Aim of the task: Below are some records: retype them all exactly, but not the pictures.
---------- Data extract
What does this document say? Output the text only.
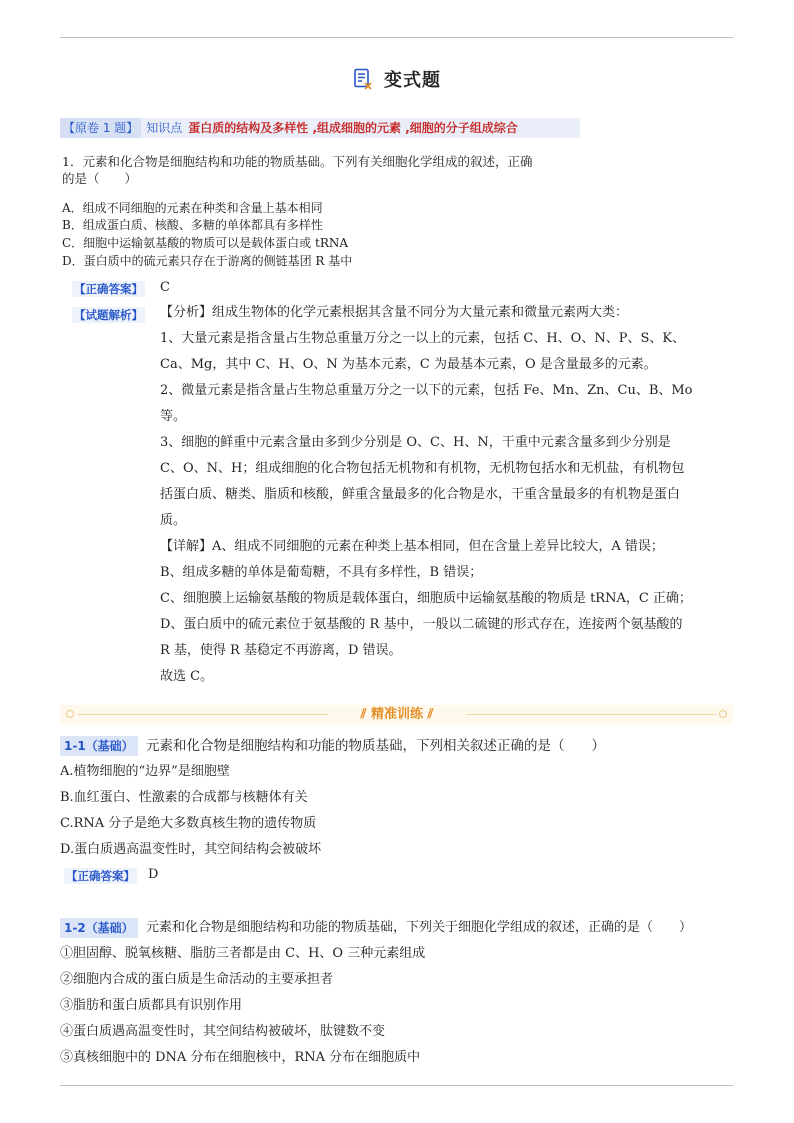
变式题
【原卷 1 题】 知识点 蛋白质的结构及多样性 ,组成细胞的元素 ,细胞的分子组成综合
1．元素和化合物是细胞结构和功能的物质基础。下列有关细胞化学组成的叙述，正确
的是（　　）
A．组成不同细胞的元素在种类和含量上基本相同
B．组成蛋白质、核酸、多糖的单体都具有多样性
C．细胞中运输氨基酸的物质可以是载体蛋白或 tRNA
D．蛋白质中的硫元素只存在于游离的侧链基团 R 基中
【正确答案】 C
【试题解析】 【分析】组成生物体的化学元素根据其含量不同分为大量元素和微量元素两大类：

1、大量元素是指含量占生物总重量万分之一以上的元素，包括 C、H、O、N、P、S、K、

Ca、Mg，其中 C、H、O、N 为基本元素，C 为最基本元素，O 是含量最多的元素。

2、微量元素是指含量占生物总重量万分之一以下的元素，包括 Fe、Mn、Zn、Cu、B、Mo

等。

3、细胞的鲜重中元素含量由多到少分别是 O、C、H、N，干重中元素含量多到少分别是

C、O、N、H；组成细胞的化合物包括无机物和有机物，无机物包括水和无机盐，有机物包

括蛋白质、糖类、脂质和核酸，鲜重含量最多的化合物是水，干重含量最多的有机物是蛋白

质。

【详解】A、组成不同细胞的元素在种类上基本相同，但在含量上差异比较大，A 错误；

B、组成多糖的单体是葡萄糖，不具有多样性，B 错误；

C、细胞膜上运输氨基酸的物质是载体蛋白，细胞质中运输氨基酸的物质是 tRNA，C 正确；

D、蛋白质中的硫元素位于氨基酸的 R 基中，一般以二硫键的形式存在，连接两个氨基酸的

R 基，使得 R 基稳定不再游离，D 错误。

故选 C。

⫽ 精准训练 ⫽
1-1（基础） 元素和化合物是细胞结构和功能的物质基础，下列相关叙述正确的是（　　）
A.植物细胞的“边界”是细胞壁
B.血红蛋白、性激素的合成都与核糖体有关
C.RNA 分子是绝大多数真核生物的遗传物质
D.蛋白质遇高温变性时，其空间结构会被破坏
【正确答案】 D
1-2（基础） 元素和化合物是细胞结构和功能的物质基础，下列关于细胞化学组成的叙述，正确的是（　　）
①胆固醇、脱氧核糖、脂肪三者都是由 C、H、O 三种元素组成
②细胞内合成的蛋白质是生命活动的主要承担者
③脂肪和蛋白质都具有识别作用
④蛋白质遇高温变性时，其空间结构被破坏，肽键数不变
⑤真核细胞中的 DNA 分布在细胞核中，RNA 分布在细胞质中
--------------------
Correct answer:
What does this document say? Output the text only.
变式题
【原卷 1 题】 知识点 蛋白质的结构及多样性 ,组成细胞的元素 ,细胞的分子组成综合
1．元素和化合物是细胞结构和功能的物质基础。下列有关细胞化学组成的叙述，正确
的是（　　）
A．组成不同细胞的元素在种类和含量上基本相同
B．组成蛋白质、核酸、多糖的单体都具有多样性
C．细胞中运输氨基酸的物质可以是载体蛋白或 tRNA
D．蛋白质中的硫元素只存在于游离的侧链基团 R 基中
【正确答案】 C
【试题解析】 【分析】组成生物体的化学元素根据其含量不同分为大量元素和微量元素两大类：

1、大量元素是指含量占生物总重量万分之一以上的元素，包括 C、H、O、N、P、S、K、

Ca、Mg，其中 C、H、O、N 为基本元素，C 为最基本元素，O 是含量最多的元素。

2、微量元素是指含量占生物总重量万分之一以下的元素，包括 Fe、Mn、Zn、Cu、B、Mo

等。

3、细胞的鲜重中元素含量由多到少分别是 O、C、H、N，干重中元素含量多到少分别是

C、O、N、H；组成细胞的化合物包括无机物和有机物，无机物包括水和无机盐，有机物包

括蛋白质、糖类、脂质和核酸，鲜重含量最多的化合物是水，干重含量最多的有机物是蛋白

质。

【详解】A、组成不同细胞的元素在种类上基本相同，但在含量上差异比较大，A 错误；

B、组成多糖的单体是葡萄糖，不具有多样性，B 错误；

C、细胞膜上运输氨基酸的物质是载体蛋白，细胞质中运输氨基酸的物质是 tRNA，C 正确；

D、蛋白质中的硫元素位于氨基酸的 R 基中，一般以二硫键的形式存在，连接两个氨基酸的

R 基，使得 R 基稳定不再游离，D 错误。

故选 C。

⫽ 精准训练 ⫽
1-1（基础） 元素和化合物是细胞结构和功能的物质基础，下列相关叙述正确的是（　　）
A.植物细胞的“边界”是细胞壁
B.血红蛋白、性激素的合成都与核糖体有关
C.RNA 分子是绝大多数真核生物的遗传物质
D.蛋白质遇高温变性时，其空间结构会被破坏
【正确答案】 D
1-2（基础） 元素和化合物是细胞结构和功能的物质基础，下列关于细胞化学组成的叙述，正确的是（　　）
①胆固醇、脱氧核糖、脂肪三者都是由 C、H、O 三种元素组成
②细胞内合成的蛋白质是生命活动的主要承担者
③脂肪和蛋白质都具有识别作用
④蛋白质遇高温变性时，其空间结构被破坏，肽键数不变
⑤真核细胞中的 DNA 分布在细胞核中，RNA 分布在细胞质中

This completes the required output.